* [Instructions to follow]: Check each line of the material below, and copy it if it holds the string "name".

* [Figure content listings]:
# # # #
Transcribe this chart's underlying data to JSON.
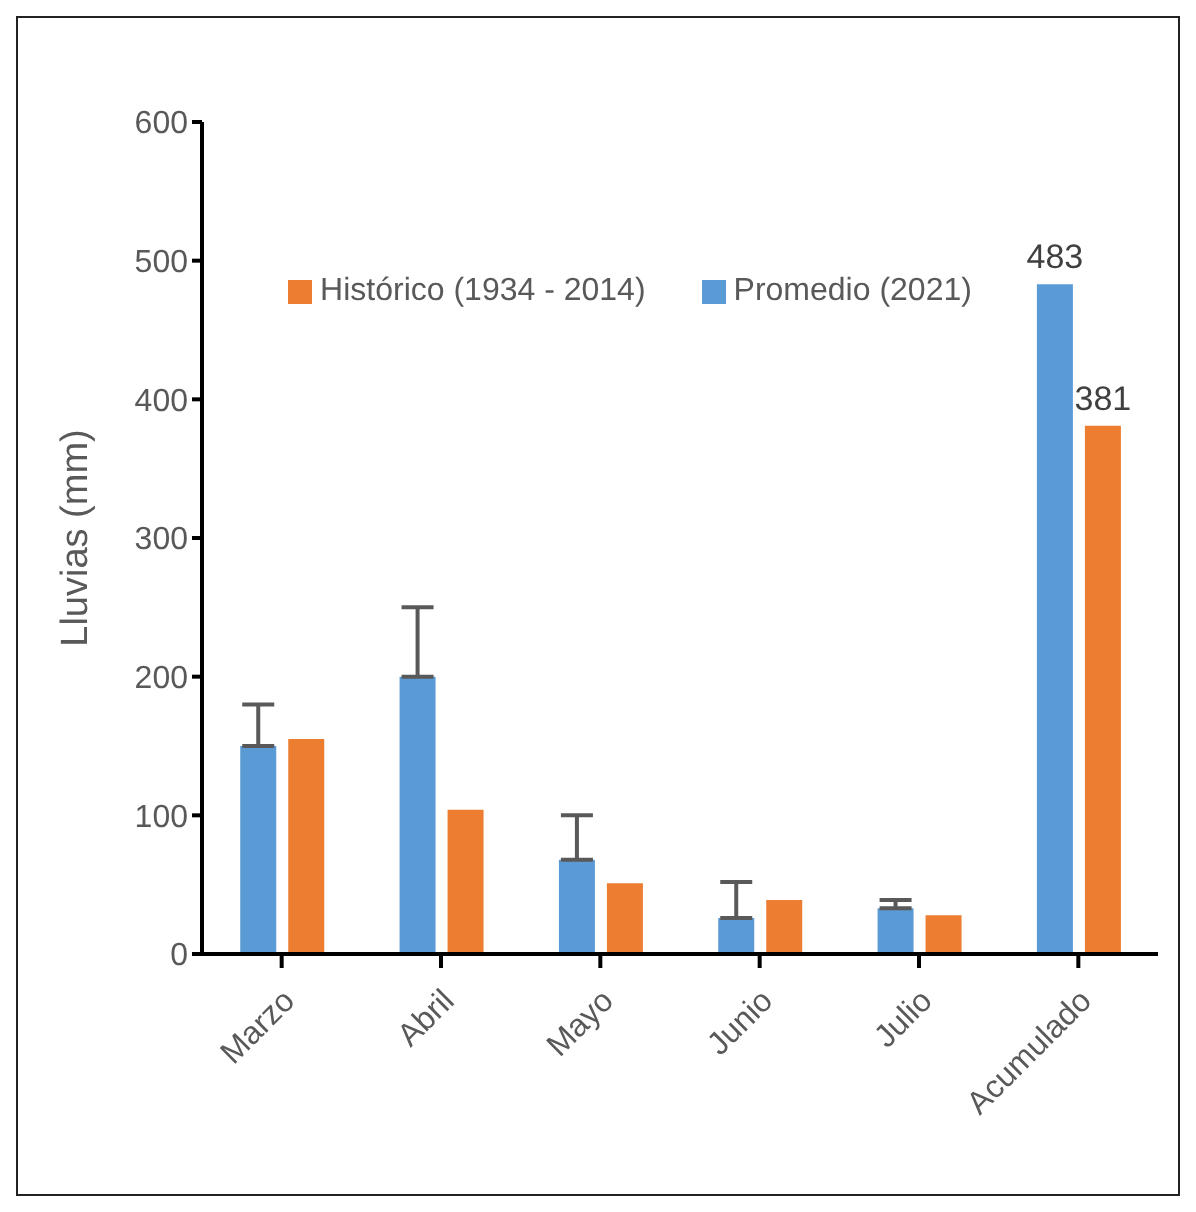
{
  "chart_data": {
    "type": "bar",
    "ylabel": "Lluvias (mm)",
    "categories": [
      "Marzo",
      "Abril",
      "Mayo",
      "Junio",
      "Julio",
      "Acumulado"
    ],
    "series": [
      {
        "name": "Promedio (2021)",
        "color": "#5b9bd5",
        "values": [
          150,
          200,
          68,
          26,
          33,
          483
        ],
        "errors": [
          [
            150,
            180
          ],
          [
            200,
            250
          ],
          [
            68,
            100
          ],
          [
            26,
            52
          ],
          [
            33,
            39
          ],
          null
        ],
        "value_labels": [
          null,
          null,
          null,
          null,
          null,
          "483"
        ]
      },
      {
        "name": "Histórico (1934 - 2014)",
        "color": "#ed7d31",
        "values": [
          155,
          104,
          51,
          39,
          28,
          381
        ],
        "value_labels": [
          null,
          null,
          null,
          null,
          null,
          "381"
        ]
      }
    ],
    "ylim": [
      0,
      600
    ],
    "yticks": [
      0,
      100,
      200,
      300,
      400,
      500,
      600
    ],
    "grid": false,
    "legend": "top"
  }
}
# # # #
* [Result of this exercise]:
        "name": "Promedio (2021)",
        "name": "Histórico (1934 - 2014)",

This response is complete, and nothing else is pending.